INPUT MATERIAL:
· · · · · · ·
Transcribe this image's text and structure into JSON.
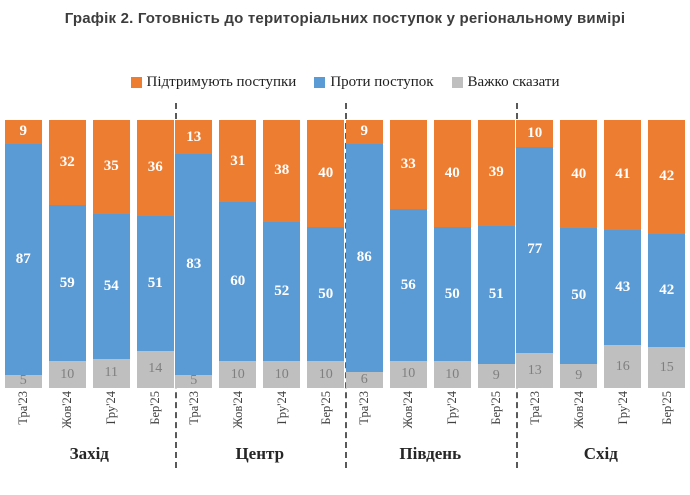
{
  "title": "Графік 2. Готовність до територіальних поступок у регіональному вимірі",
  "chart_data": {
    "type": "bar",
    "variant": "stacked-percent-column",
    "unit": "%",
    "grid": false,
    "legend_position": "top",
    "separator_style": "dashed",
    "separator_color": "#595959",
    "categories": [
      "Тра'23",
      "Жов'24",
      "Гру'24",
      "Бер'25"
    ],
    "groups": [
      "Захід",
      "Центр",
      "Південь",
      "Схід"
    ],
    "series": [
      {
        "name": "Підтримують поступки",
        "color": "#ED7D31",
        "label_color": "#FFFFFF",
        "values": {
          "Захід": [
            9,
            32,
            35,
            36
          ],
          "Центр": [
            13,
            31,
            38,
            40
          ],
          "Південь": [
            9,
            33,
            40,
            39
          ],
          "Схід": [
            10,
            40,
            41,
            42
          ]
        }
      },
      {
        "name": "Проти поступок",
        "color": "#5B9BD5",
        "label_color": "#FFFFFF",
        "values": {
          "Захід": [
            87,
            59,
            54,
            51
          ],
          "Центр": [
            83,
            60,
            52,
            50
          ],
          "Південь": [
            86,
            56,
            50,
            51
          ],
          "Схід": [
            77,
            50,
            43,
            42
          ]
        }
      },
      {
        "name": "Важко сказати",
        "color": "#BFBFBF",
        "label_color": "#7F7F7F",
        "values": {
          "Захід": [
            5,
            10,
            11,
            14
          ],
          "Центр": [
            5,
            10,
            10,
            10
          ],
          "Південь": [
            6,
            10,
            10,
            9
          ],
          "Схід": [
            13,
            9,
            16,
            15
          ]
        }
      }
    ]
  }
}
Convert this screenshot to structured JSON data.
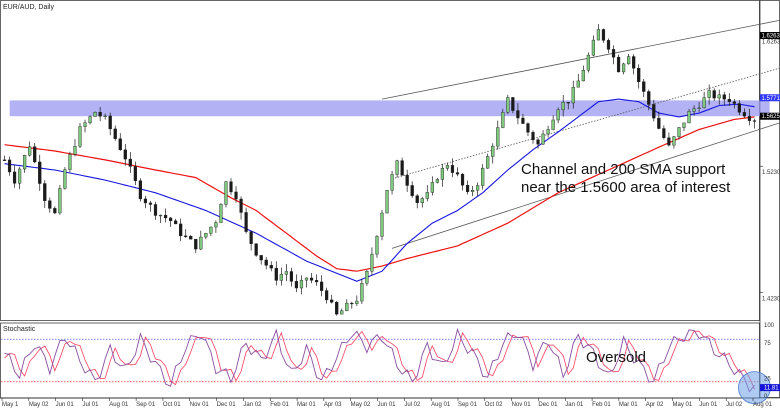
{
  "chart_data": {
    "type": "candlestick",
    "title": "EUR/AUD, Daily",
    "price_axis": {
      "ylim": [
        1.403,
        1.652
      ],
      "ticks": [
        1.6263,
        1.523,
        1.423
      ]
    },
    "price_labels": [
      {
        "value": 1.6263,
        "text": "1.6263",
        "bg": "#000000"
      },
      {
        "value": 1.5771,
        "text": "1.5771",
        "bg": "#2e36ff"
      },
      {
        "value": 1.5625,
        "text": "1.5625",
        "bg": "#000000"
      }
    ],
    "date_labels": [
      "May 1",
      "May 02",
      "Jun 01",
      "Jul 01",
      "Aug 01",
      "Sep 01",
      "Oct 01",
      "Nov 01",
      "Dec 01",
      "Jan 02",
      "Feb 01",
      "Mar 01",
      "Apr 03",
      "May 02",
      "Jun 01",
      "Jul 02",
      "Aug 01",
      "Sep 01",
      "Oct 02",
      "Nov 01",
      "Dec 01",
      "Jan 01",
      "Feb 01",
      "Mar 01",
      "Apr 02",
      "May 01",
      "Jun 01",
      "Jul 02",
      "Aug 01"
    ],
    "price_path": [
      [
        0,
        1.528
      ],
      [
        2,
        1.512
      ],
      [
        5,
        1.54
      ],
      [
        8,
        1.498
      ],
      [
        10,
        1.485
      ],
      [
        12,
        1.52
      ],
      [
        15,
        1.552
      ],
      [
        18,
        1.566
      ],
      [
        20,
        1.56
      ],
      [
        22,
        1.545
      ],
      [
        24,
        1.53
      ],
      [
        27,
        1.5
      ],
      [
        30,
        1.487
      ],
      [
        33,
        1.48
      ],
      [
        35,
        1.47
      ],
      [
        38,
        1.46
      ],
      [
        40,
        1.47
      ],
      [
        42,
        1.48
      ],
      [
        44,
        1.51
      ],
      [
        46,
        1.5
      ],
      [
        48,
        1.47
      ],
      [
        50,
        1.455
      ],
      [
        52,
        1.445
      ],
      [
        54,
        1.435
      ],
      [
        56,
        1.44
      ],
      [
        58,
        1.425
      ],
      [
        60,
        1.435
      ],
      [
        62,
        1.43
      ],
      [
        64,
        1.42
      ],
      [
        66,
        1.405
      ],
      [
        68,
        1.412
      ],
      [
        70,
        1.418
      ],
      [
        72,
        1.438
      ],
      [
        74,
        1.47
      ],
      [
        76,
        1.505
      ],
      [
        78,
        1.525
      ],
      [
        80,
        1.51
      ],
      [
        82,
        1.495
      ],
      [
        84,
        1.5
      ],
      [
        86,
        1.515
      ],
      [
        88,
        1.525
      ],
      [
        90,
        1.515
      ],
      [
        92,
        1.5
      ],
      [
        94,
        1.51
      ],
      [
        96,
        1.53
      ],
      [
        98,
        1.552
      ],
      [
        100,
        1.575
      ],
      [
        102,
        1.562
      ],
      [
        104,
        1.55
      ],
      [
        106,
        1.54
      ],
      [
        108,
        1.555
      ],
      [
        110,
        1.57
      ],
      [
        112,
        1.575
      ],
      [
        114,
        1.59
      ],
      [
        116,
        1.61
      ],
      [
        118,
        1.63
      ],
      [
        120,
        1.618
      ],
      [
        122,
        1.6
      ],
      [
        124,
        1.612
      ],
      [
        126,
        1.59
      ],
      [
        128,
        1.572
      ],
      [
        130,
        1.553
      ],
      [
        132,
        1.538
      ],
      [
        134,
        1.552
      ],
      [
        136,
        1.565
      ],
      [
        138,
        1.572
      ],
      [
        140,
        1.58
      ],
      [
        142,
        1.577
      ],
      [
        144,
        1.576
      ],
      [
        146,
        1.568
      ],
      [
        148,
        1.562
      ],
      [
        149,
        1.56
      ]
    ],
    "sma_blue": [
      [
        0,
        1.525
      ],
      [
        10,
        1.52
      ],
      [
        20,
        1.512
      ],
      [
        30,
        1.502
      ],
      [
        40,
        1.488
      ],
      [
        50,
        1.47
      ],
      [
        60,
        1.448
      ],
      [
        70,
        1.432
      ],
      [
        75,
        1.44
      ],
      [
        80,
        1.462
      ],
      [
        85,
        1.478
      ],
      [
        90,
        1.488
      ],
      [
        95,
        1.502
      ],
      [
        100,
        1.52
      ],
      [
        105,
        1.536
      ],
      [
        110,
        1.55
      ],
      [
        115,
        1.565
      ],
      [
        118,
        1.574
      ],
      [
        122,
        1.576
      ],
      [
        126,
        1.574
      ],
      [
        130,
        1.565
      ],
      [
        134,
        1.562
      ],
      [
        138,
        1.565
      ],
      [
        142,
        1.571
      ],
      [
        146,
        1.572
      ],
      [
        149,
        1.57
      ]
    ],
    "sma_red": [
      [
        0,
        1.54
      ],
      [
        10,
        1.535
      ],
      [
        20,
        1.528
      ],
      [
        25,
        1.524
      ],
      [
        30,
        1.52
      ],
      [
        38,
        1.514
      ],
      [
        45,
        1.498
      ],
      [
        50,
        1.488
      ],
      [
        56,
        1.47
      ],
      [
        62,
        1.452
      ],
      [
        66,
        1.442
      ],
      [
        70,
        1.44
      ],
      [
        75,
        1.444
      ],
      [
        80,
        1.45
      ],
      [
        90,
        1.46
      ],
      [
        100,
        1.478
      ],
      [
        110,
        1.502
      ],
      [
        120,
        1.52
      ],
      [
        130,
        1.538
      ],
      [
        138,
        1.552
      ],
      [
        145,
        1.56
      ],
      [
        149,
        1.562
      ]
    ],
    "zone": {
      "low": 1.5625,
      "high": 1.575,
      "x_from": 5,
      "x_to": 152
    },
    "channel_lines": [
      {
        "style": "solid",
        "from": [
          75,
          1.576
        ],
        "to": [
          165,
          1.647
        ]
      },
      {
        "style": "dotted",
        "from": [
          77,
          1.513
        ],
        "to": [
          195,
          1.647
        ]
      },
      {
        "style": "solid",
        "from": [
          77,
          1.458
        ],
        "to": [
          205,
          1.623
        ]
      }
    ],
    "annotations": {
      "main_line1": "Channel and 200 SMA support",
      "main_line2": "near the 1.5600 area of interest",
      "oscillator": "Oversold"
    },
    "oscillator": {
      "title": "Stochastic",
      "ylim": [
        0,
        100
      ],
      "ticks": [
        100,
        75,
        25,
        0
      ],
      "overbought": 80,
      "oversold": 20,
      "current_label": "11.81",
      "current_value": 11.81,
      "k_base": [
        [
          0,
          60
        ],
        [
          3,
          30
        ],
        [
          6,
          75
        ],
        [
          9,
          40
        ],
        [
          12,
          85
        ],
        [
          15,
          50
        ],
        [
          18,
          20
        ],
        [
          21,
          65
        ],
        [
          24,
          35
        ],
        [
          27,
          80
        ],
        [
          30,
          45
        ],
        [
          33,
          15
        ],
        [
          36,
          70
        ],
        [
          39,
          90
        ],
        [
          42,
          40
        ],
        [
          45,
          25
        ],
        [
          48,
          75
        ],
        [
          51,
          50
        ],
        [
          54,
          85
        ],
        [
          57,
          30
        ],
        [
          60,
          65
        ],
        [
          63,
          20
        ],
        [
          66,
          55
        ],
        [
          69,
          90
        ],
        [
          72,
          70
        ],
        [
          75,
          85
        ],
        [
          78,
          45
        ],
        [
          81,
          20
        ],
        [
          84,
          70
        ],
        [
          87,
          40
        ],
        [
          90,
          85
        ],
        [
          93,
          60
        ],
        [
          96,
          25
        ],
        [
          99,
          75
        ],
        [
          102,
          90
        ],
        [
          105,
          45
        ],
        [
          108,
          80
        ],
        [
          111,
          30
        ],
        [
          114,
          85
        ],
        [
          117,
          60
        ],
        [
          120,
          25
        ],
        [
          123,
          75
        ],
        [
          126,
          45
        ],
        [
          129,
          20
        ],
        [
          132,
          70
        ],
        [
          135,
          85
        ],
        [
          138,
          90
        ],
        [
          141,
          65
        ],
        [
          144,
          45
        ],
        [
          146,
          30
        ],
        [
          148,
          15
        ],
        [
          149,
          12
        ]
      ]
    },
    "colors": {
      "zone": "#9898f0",
      "sma_blue": "#1616e0",
      "sma_red": "#ee1111",
      "candle_up": "#1a1a1a",
      "candle_down": "#1a1a1a",
      "candle_up_body": "#7fc97f",
      "stoch_k": "#8a4fa0",
      "stoch_d": "#ff4060",
      "channel": "#555555",
      "ob_line": "#3333ff",
      "os_line": "#ff0000",
      "highlight": "#6fa0e8"
    }
  }
}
· · · · · · ·
Extract, from the listing above, every line where the string "поступок" occurs.

ANSWER FOR THE TASK:
  "title": "Графік 2. Готовність до територіальних поступок у регіональному вимірі",
        "name": "Проти поступок",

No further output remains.